◆ **WHAT THE TASK REQUIRES**
Search the records below for the word "this". Pull out each line that has it.
* begin TASK DATA *
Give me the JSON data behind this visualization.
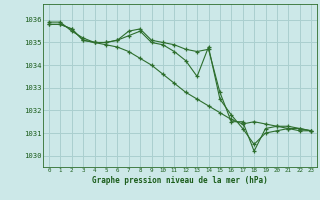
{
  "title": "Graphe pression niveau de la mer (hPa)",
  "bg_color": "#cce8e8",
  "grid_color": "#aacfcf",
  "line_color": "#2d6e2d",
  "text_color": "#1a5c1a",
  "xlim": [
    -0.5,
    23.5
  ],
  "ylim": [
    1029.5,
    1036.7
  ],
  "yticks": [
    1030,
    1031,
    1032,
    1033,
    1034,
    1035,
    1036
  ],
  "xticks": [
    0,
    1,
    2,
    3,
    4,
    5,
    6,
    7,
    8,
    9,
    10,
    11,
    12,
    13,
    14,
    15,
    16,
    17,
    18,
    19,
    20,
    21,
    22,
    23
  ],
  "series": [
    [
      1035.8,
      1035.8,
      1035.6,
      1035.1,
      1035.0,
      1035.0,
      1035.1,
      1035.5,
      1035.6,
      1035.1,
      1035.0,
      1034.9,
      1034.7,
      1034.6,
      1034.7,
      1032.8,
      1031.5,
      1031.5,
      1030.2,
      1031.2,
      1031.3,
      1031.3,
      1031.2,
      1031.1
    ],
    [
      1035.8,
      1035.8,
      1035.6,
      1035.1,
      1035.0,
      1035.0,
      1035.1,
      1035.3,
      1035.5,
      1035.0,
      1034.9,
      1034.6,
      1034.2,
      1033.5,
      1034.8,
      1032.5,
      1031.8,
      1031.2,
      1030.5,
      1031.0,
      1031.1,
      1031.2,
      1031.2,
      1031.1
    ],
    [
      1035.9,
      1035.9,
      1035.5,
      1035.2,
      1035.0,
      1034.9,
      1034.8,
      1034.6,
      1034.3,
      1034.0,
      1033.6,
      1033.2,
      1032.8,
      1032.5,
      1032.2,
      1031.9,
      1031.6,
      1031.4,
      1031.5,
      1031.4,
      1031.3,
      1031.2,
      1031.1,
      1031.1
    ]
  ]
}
* end TASK DATA *
* begin TASK DATA *
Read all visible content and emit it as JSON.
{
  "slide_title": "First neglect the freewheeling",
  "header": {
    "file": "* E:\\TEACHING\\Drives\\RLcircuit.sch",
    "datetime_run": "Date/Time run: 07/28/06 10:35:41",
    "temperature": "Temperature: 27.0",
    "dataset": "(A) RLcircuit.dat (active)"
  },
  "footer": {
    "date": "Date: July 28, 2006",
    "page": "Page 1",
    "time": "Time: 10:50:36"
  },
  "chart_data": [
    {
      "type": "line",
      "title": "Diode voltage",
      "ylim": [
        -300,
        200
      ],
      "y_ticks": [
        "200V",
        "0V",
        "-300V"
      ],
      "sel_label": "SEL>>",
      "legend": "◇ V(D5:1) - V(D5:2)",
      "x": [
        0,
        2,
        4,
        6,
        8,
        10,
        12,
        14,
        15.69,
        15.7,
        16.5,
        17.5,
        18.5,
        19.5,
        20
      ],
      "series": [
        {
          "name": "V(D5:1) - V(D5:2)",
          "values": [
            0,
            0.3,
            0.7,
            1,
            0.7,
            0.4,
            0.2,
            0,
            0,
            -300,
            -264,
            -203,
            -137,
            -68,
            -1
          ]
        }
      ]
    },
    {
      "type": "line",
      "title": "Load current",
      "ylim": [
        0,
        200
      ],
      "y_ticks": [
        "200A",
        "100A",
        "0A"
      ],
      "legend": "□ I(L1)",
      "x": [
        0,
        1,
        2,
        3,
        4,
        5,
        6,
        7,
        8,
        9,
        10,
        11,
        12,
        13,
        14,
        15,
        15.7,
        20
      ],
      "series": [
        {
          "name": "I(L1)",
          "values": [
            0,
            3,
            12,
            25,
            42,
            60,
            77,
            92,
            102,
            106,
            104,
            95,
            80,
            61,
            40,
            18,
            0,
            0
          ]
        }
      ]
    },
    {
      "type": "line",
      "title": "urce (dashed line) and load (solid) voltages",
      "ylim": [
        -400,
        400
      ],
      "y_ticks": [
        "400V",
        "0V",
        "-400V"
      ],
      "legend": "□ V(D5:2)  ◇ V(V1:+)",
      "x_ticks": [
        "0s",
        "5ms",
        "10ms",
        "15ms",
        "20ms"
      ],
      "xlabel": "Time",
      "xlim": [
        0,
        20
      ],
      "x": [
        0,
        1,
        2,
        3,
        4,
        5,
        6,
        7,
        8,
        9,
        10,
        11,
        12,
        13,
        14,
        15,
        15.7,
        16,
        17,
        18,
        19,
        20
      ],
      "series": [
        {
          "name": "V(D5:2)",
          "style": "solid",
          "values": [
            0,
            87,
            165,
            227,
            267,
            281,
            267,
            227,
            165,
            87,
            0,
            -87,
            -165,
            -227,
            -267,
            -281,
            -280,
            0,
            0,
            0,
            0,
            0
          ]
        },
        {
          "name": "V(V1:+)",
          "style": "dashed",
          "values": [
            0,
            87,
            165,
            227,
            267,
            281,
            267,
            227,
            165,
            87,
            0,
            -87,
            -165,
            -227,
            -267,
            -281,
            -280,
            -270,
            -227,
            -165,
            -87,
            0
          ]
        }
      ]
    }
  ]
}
* end TASK DATA *
* begin TASK DATA *
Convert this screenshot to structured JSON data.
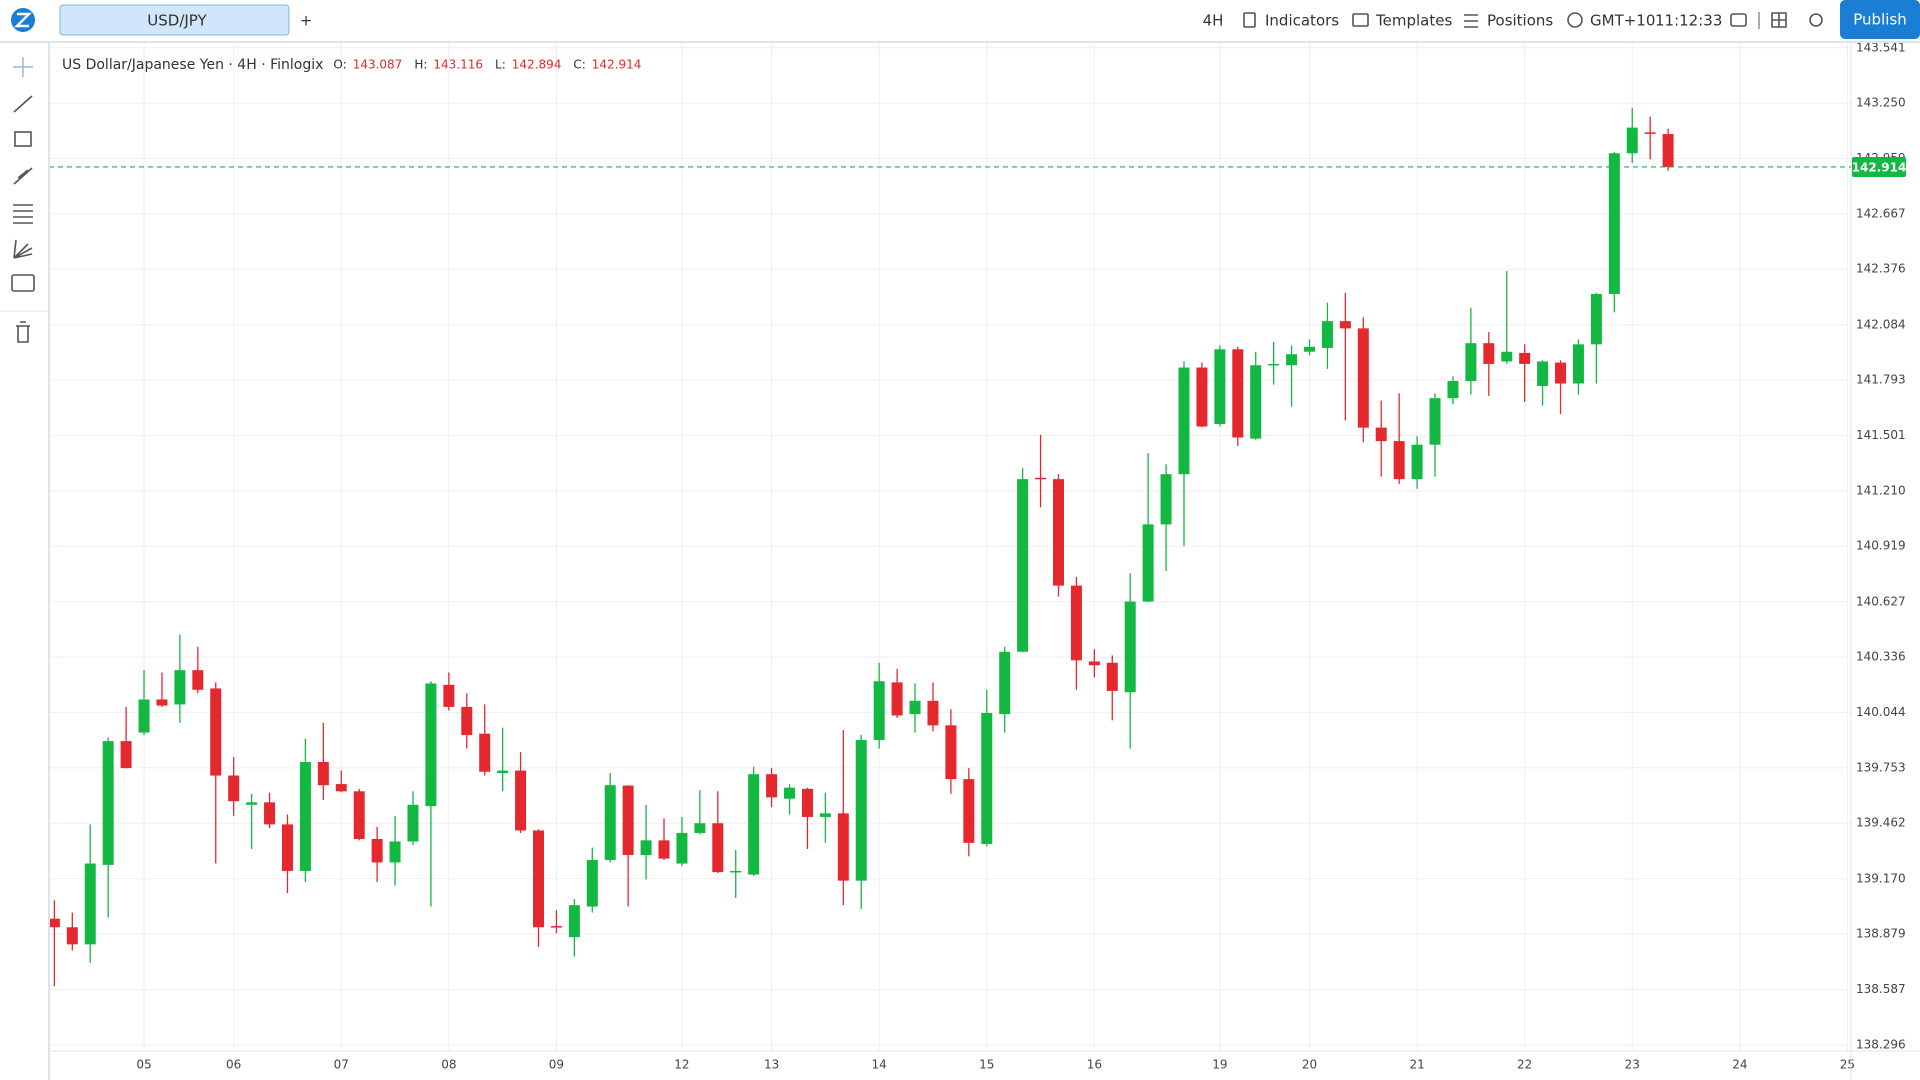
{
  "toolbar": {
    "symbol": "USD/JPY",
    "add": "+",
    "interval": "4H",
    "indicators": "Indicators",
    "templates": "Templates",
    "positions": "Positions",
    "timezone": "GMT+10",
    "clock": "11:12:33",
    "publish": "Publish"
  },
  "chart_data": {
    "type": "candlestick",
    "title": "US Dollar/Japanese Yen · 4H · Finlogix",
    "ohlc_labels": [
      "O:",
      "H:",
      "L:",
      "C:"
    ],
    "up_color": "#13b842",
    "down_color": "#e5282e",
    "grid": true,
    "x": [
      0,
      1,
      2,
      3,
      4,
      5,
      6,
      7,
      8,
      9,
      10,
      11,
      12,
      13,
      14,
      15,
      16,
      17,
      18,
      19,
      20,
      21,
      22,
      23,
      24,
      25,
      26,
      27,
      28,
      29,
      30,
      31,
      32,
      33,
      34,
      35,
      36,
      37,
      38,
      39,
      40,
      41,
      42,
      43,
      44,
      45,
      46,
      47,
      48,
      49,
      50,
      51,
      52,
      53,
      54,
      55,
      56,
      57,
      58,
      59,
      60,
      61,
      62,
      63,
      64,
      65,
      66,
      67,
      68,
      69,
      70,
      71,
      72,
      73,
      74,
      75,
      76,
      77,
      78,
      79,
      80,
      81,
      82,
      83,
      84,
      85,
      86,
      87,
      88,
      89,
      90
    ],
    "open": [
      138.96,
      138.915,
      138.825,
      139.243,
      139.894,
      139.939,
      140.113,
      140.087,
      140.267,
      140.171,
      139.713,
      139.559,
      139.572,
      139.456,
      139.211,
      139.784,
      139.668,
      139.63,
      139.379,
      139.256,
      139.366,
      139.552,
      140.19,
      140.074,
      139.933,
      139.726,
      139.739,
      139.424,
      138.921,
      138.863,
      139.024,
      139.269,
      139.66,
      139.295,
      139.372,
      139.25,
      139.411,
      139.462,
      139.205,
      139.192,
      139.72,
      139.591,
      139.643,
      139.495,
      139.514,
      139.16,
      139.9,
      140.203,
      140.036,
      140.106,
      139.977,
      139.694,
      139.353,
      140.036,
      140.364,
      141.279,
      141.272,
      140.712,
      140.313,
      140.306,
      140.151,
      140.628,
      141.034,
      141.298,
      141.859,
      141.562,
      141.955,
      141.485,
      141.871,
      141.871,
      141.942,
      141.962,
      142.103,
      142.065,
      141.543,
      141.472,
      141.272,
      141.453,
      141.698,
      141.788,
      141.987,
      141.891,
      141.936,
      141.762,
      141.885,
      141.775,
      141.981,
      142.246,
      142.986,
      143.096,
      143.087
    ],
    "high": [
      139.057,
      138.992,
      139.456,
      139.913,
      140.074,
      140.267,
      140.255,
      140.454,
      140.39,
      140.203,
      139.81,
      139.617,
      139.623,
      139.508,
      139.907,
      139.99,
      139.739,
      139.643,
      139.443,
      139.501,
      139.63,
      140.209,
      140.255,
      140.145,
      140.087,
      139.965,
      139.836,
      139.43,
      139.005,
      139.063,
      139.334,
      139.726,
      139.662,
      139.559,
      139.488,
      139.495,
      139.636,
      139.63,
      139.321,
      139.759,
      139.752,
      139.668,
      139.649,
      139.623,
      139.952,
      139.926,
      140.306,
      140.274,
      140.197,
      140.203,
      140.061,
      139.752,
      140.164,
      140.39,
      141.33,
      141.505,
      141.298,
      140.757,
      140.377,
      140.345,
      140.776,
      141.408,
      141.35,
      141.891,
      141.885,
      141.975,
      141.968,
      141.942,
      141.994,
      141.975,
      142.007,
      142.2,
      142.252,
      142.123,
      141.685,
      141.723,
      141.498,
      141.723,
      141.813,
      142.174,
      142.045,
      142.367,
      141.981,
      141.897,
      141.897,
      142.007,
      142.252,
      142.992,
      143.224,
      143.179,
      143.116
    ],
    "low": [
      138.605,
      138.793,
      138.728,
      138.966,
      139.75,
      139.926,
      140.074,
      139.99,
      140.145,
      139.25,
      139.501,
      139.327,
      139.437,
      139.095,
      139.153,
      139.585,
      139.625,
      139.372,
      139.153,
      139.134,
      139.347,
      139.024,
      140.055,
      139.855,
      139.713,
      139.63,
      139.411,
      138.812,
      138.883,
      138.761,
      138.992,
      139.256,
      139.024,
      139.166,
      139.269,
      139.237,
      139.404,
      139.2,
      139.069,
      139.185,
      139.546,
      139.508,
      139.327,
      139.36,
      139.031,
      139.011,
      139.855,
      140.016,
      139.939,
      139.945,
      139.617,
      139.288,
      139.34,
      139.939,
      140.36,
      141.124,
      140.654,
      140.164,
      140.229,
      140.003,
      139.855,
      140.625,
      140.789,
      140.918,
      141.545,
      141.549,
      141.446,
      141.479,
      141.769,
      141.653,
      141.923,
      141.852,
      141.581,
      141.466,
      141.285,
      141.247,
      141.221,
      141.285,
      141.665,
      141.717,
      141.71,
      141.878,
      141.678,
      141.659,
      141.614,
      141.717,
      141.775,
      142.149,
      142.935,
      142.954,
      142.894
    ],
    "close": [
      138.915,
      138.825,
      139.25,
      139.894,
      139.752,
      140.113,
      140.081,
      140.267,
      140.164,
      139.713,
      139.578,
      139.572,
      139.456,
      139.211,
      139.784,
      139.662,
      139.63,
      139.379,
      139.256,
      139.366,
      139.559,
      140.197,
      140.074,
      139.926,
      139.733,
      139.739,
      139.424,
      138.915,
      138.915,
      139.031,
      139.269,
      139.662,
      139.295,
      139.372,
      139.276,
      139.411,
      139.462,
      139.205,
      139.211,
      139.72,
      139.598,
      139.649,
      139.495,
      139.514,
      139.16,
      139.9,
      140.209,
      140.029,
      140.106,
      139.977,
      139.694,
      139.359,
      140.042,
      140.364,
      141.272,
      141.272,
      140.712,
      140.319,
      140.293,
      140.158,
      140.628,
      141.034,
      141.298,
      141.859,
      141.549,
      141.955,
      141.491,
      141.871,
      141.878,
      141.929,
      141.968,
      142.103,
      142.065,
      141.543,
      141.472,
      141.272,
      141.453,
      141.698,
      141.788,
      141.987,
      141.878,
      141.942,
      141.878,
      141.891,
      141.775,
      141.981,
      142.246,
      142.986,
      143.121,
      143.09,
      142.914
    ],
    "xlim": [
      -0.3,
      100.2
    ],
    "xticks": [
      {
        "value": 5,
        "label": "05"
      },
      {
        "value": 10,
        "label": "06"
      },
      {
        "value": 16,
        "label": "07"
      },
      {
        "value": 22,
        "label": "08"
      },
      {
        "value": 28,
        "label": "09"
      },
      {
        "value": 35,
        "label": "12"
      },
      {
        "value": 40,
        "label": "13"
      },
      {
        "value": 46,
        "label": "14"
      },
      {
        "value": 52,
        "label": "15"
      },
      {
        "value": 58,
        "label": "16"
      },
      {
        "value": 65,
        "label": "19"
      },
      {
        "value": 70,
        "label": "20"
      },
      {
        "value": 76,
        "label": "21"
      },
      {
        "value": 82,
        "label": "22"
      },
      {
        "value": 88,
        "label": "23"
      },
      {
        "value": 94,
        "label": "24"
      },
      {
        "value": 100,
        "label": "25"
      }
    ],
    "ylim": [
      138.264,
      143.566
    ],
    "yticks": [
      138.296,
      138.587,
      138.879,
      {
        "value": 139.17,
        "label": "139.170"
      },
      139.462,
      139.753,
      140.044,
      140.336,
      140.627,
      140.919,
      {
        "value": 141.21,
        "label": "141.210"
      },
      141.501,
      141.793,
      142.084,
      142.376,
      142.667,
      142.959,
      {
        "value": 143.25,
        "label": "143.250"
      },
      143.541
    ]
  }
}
* end TASK DATA *
◆ **FULL SOLUTION**
Give me the JSON data behind this visualization.
Convert this screenshot to structured JSON data.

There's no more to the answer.